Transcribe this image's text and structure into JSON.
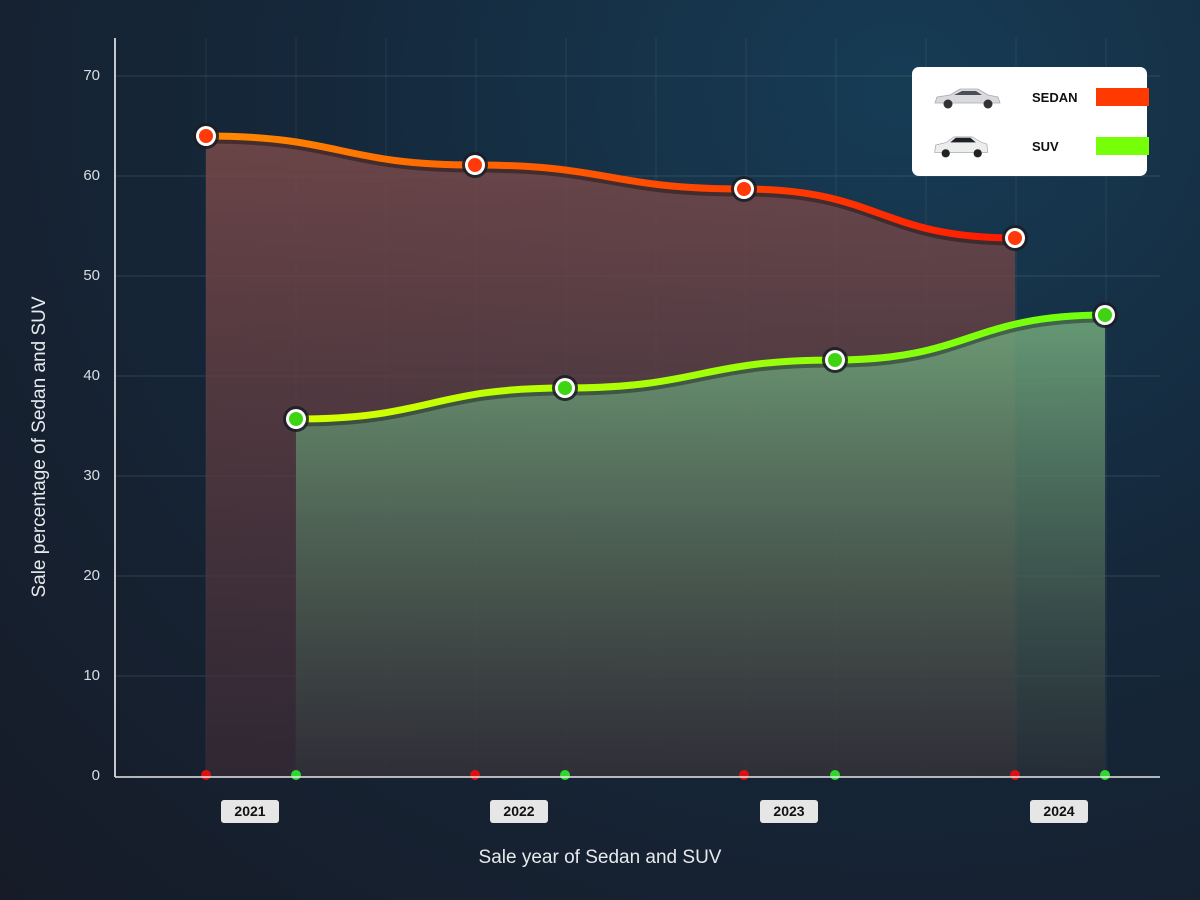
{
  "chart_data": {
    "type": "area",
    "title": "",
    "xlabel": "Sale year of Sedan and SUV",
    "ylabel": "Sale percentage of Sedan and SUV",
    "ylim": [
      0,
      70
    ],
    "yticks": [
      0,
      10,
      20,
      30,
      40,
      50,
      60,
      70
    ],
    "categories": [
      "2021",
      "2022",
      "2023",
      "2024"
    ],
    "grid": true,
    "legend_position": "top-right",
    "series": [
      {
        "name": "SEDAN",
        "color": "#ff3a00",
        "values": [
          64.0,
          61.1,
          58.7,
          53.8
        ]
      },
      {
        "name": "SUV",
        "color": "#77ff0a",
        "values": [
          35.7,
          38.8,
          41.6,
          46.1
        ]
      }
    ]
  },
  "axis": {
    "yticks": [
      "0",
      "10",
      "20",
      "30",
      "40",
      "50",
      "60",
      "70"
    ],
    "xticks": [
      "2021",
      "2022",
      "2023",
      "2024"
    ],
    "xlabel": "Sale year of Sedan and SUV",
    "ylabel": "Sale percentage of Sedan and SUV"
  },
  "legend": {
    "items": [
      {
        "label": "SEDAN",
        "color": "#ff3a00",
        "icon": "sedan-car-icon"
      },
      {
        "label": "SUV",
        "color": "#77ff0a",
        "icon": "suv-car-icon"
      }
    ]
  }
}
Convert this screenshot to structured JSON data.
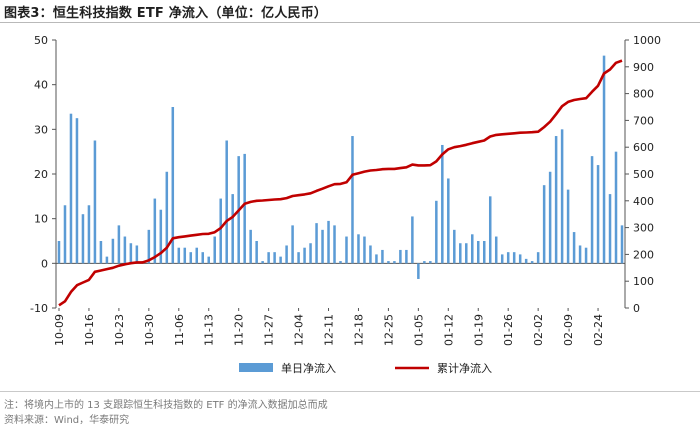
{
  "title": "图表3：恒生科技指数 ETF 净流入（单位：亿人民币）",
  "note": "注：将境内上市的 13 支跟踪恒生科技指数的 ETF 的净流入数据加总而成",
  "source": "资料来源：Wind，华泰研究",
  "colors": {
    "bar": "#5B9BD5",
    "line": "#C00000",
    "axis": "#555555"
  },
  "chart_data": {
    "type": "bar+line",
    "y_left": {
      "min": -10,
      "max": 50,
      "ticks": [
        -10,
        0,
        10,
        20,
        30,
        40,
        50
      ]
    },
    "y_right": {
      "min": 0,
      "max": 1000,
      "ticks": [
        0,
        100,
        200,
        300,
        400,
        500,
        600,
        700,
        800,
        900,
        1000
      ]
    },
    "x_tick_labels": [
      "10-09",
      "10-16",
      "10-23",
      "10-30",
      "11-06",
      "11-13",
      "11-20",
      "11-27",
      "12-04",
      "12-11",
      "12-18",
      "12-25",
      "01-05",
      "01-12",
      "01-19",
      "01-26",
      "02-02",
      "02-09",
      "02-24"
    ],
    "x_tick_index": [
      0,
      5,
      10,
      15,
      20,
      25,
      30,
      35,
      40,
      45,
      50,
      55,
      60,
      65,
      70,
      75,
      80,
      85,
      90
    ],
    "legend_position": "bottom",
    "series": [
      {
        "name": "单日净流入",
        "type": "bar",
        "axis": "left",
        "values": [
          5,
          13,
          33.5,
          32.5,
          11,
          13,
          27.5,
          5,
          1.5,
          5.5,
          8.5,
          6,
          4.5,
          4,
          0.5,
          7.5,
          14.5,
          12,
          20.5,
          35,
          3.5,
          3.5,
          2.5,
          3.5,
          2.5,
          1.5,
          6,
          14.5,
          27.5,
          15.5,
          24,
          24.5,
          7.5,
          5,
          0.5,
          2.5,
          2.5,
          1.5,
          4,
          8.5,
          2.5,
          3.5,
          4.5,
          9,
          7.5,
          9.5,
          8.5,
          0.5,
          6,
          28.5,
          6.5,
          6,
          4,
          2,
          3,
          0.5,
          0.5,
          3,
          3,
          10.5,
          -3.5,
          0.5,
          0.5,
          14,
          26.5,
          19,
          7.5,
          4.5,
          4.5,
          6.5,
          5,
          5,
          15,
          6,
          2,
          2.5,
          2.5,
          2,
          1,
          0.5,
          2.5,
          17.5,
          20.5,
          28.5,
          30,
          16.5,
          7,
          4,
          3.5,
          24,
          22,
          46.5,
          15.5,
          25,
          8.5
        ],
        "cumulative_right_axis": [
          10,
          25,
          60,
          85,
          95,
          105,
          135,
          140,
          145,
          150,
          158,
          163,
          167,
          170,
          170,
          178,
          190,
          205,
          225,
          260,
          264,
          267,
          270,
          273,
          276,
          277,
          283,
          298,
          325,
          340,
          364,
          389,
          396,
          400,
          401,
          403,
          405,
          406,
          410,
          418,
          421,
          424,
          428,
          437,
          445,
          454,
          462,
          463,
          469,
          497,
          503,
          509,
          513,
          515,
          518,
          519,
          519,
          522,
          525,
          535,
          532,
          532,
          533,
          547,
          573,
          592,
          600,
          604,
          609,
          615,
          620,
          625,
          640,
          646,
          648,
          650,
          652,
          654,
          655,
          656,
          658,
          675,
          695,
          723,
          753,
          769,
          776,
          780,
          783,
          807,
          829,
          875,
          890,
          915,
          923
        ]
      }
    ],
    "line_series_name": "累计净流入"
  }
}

--

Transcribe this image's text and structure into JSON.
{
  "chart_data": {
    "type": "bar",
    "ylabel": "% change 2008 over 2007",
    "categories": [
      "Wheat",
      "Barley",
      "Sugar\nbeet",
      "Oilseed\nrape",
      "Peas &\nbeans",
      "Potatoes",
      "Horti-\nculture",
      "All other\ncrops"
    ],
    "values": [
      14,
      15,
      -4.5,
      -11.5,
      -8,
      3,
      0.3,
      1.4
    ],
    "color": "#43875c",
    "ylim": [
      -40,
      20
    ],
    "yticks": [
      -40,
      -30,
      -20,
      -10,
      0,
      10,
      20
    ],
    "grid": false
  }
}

--

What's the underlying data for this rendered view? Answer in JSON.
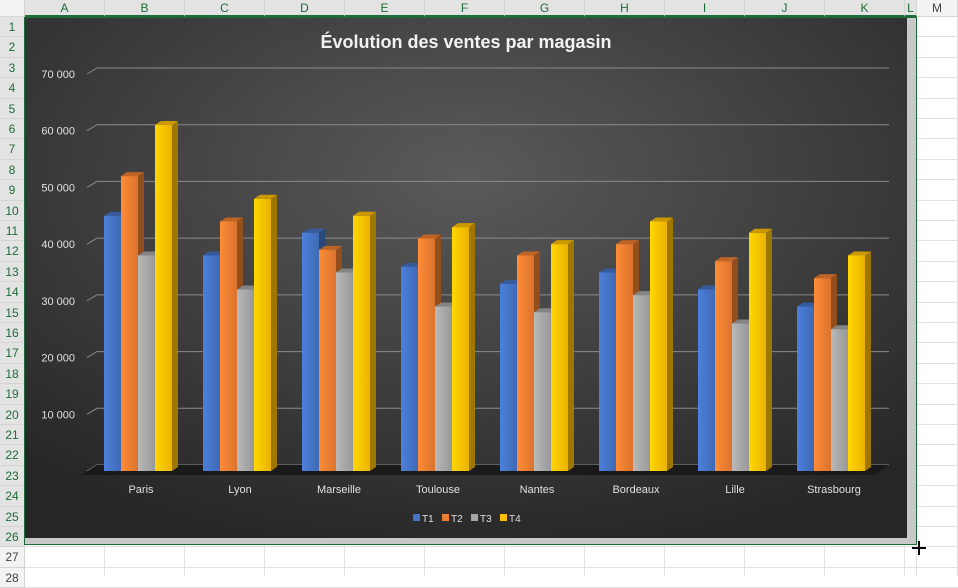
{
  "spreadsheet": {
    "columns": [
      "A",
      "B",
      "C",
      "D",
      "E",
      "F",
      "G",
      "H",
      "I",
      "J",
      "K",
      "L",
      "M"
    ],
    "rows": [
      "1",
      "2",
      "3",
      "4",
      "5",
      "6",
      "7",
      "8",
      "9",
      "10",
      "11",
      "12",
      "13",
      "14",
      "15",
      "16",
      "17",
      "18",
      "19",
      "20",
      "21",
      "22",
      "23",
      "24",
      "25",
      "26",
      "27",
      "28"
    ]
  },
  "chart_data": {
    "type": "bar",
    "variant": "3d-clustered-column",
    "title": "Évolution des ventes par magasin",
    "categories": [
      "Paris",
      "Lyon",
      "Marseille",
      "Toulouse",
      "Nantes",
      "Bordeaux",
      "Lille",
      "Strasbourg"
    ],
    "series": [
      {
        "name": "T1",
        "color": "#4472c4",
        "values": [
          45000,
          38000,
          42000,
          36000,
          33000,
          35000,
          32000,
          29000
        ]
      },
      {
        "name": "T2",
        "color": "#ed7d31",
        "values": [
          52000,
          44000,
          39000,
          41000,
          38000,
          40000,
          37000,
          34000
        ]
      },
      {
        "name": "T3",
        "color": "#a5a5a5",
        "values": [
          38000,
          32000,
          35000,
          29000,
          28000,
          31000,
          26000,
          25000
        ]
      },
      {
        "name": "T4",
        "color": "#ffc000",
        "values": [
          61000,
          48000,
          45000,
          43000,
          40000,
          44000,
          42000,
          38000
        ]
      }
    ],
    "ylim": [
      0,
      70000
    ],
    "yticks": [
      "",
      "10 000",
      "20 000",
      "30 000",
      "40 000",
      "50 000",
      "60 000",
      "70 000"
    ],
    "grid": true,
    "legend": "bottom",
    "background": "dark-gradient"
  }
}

[TASK OBJECTIVE]: Each line above that holds the string "ylabel" should be copied and shown.

[TASK SOLUTION]:
    "ylabel": "Sale percentage of Sedan and SUV",
    "ylabel": "Sale percentage of Sedan and SUV"
    "ylabel": "% change 2008 over 2007",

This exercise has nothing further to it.